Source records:
————

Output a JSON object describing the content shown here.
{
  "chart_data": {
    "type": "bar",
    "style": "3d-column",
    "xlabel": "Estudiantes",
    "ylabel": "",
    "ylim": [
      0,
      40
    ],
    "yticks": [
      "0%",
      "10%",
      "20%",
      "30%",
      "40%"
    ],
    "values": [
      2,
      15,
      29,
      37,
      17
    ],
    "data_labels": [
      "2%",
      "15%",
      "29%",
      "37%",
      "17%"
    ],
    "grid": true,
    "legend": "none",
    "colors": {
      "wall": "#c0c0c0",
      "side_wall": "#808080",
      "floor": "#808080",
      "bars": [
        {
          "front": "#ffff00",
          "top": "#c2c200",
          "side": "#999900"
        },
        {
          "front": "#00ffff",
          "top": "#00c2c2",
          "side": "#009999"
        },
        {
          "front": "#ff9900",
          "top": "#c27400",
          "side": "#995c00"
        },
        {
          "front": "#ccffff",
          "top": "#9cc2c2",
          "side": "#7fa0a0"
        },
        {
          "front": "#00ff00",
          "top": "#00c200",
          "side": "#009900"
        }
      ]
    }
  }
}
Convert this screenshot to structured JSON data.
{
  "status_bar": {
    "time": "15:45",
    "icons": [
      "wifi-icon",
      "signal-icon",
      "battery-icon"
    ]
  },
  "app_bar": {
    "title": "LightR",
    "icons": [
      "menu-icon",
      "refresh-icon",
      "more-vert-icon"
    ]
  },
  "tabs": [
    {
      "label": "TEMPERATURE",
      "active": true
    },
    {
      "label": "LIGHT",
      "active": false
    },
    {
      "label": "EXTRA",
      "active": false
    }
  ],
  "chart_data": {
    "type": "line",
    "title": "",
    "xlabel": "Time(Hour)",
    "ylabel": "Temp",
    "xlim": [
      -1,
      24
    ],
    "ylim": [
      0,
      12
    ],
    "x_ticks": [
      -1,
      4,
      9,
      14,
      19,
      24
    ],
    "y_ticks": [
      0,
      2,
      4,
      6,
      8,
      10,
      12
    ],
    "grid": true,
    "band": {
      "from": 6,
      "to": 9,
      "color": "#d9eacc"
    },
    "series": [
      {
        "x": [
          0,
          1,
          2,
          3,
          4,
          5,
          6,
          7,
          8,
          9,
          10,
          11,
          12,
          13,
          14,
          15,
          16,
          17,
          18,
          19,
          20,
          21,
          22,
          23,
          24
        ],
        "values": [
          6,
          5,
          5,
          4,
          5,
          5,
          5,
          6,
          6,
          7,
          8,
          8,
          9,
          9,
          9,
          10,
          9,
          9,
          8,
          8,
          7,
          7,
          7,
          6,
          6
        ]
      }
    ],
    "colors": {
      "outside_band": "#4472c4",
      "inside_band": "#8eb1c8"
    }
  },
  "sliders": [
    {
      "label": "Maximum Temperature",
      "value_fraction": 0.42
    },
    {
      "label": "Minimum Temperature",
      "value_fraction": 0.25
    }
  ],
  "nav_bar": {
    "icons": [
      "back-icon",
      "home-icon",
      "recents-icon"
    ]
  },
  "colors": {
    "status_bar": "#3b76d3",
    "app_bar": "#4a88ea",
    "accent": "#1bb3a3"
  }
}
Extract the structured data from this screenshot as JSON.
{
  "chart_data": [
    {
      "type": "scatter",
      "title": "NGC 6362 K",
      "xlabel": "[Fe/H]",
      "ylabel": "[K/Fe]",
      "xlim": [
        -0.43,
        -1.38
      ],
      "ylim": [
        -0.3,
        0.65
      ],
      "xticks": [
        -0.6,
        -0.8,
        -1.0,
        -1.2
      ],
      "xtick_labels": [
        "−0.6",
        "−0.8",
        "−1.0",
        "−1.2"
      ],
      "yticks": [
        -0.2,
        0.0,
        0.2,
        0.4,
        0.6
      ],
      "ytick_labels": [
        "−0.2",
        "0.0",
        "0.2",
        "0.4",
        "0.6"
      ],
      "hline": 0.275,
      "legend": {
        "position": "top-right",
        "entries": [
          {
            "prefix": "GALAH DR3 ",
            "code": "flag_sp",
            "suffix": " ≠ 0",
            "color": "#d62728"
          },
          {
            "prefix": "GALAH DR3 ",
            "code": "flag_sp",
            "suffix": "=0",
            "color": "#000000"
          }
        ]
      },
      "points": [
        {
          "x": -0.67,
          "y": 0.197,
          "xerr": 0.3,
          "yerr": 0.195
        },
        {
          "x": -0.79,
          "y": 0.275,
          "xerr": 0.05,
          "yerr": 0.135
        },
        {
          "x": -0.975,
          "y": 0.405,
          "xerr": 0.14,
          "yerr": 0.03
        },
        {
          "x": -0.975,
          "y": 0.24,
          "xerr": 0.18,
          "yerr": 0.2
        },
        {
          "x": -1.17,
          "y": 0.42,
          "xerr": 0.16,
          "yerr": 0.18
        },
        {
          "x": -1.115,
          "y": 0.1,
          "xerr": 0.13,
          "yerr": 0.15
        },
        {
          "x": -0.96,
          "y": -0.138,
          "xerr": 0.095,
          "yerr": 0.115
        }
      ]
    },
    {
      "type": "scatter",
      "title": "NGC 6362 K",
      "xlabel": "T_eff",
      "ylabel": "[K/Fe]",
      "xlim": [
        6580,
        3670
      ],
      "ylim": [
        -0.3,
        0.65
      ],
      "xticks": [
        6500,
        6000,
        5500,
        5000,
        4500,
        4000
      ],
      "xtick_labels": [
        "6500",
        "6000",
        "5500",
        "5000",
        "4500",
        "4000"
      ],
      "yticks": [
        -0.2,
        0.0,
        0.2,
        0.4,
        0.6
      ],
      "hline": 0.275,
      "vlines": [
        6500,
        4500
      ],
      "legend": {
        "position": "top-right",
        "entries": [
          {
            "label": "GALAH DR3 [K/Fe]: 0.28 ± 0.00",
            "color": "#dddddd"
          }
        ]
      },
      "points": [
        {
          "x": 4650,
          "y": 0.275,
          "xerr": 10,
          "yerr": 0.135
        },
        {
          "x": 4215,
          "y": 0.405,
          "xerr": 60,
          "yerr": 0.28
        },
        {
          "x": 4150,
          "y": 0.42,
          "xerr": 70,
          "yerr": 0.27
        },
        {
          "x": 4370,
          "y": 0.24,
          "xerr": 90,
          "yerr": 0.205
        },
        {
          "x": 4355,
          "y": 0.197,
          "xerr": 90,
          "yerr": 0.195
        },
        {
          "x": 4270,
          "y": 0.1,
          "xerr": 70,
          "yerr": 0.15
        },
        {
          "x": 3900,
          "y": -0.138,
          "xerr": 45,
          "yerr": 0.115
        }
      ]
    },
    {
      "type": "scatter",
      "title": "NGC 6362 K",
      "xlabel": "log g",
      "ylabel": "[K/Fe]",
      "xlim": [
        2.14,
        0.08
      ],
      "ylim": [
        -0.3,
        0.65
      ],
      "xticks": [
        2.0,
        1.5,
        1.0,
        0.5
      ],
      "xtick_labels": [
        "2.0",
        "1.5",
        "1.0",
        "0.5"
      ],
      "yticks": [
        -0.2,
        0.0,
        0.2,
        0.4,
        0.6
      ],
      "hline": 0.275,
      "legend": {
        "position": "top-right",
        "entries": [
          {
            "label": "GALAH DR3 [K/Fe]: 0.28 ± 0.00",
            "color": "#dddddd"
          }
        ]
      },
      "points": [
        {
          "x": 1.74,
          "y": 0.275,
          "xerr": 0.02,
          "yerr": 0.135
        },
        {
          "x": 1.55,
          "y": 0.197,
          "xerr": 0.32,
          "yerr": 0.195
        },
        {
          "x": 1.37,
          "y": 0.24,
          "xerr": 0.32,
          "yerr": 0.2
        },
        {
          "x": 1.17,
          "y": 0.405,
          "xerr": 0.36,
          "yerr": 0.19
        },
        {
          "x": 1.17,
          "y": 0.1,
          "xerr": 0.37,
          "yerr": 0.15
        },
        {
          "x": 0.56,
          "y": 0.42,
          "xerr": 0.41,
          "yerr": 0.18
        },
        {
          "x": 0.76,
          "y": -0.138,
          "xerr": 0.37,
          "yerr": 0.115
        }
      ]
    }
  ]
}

————

Identify every line where the string "front" appears.

          "front": "#ffff00",
          "front": "#00ffff",
          "front": "#ff9900",
          "front": "#ccffff",
          "front": "#00ff00",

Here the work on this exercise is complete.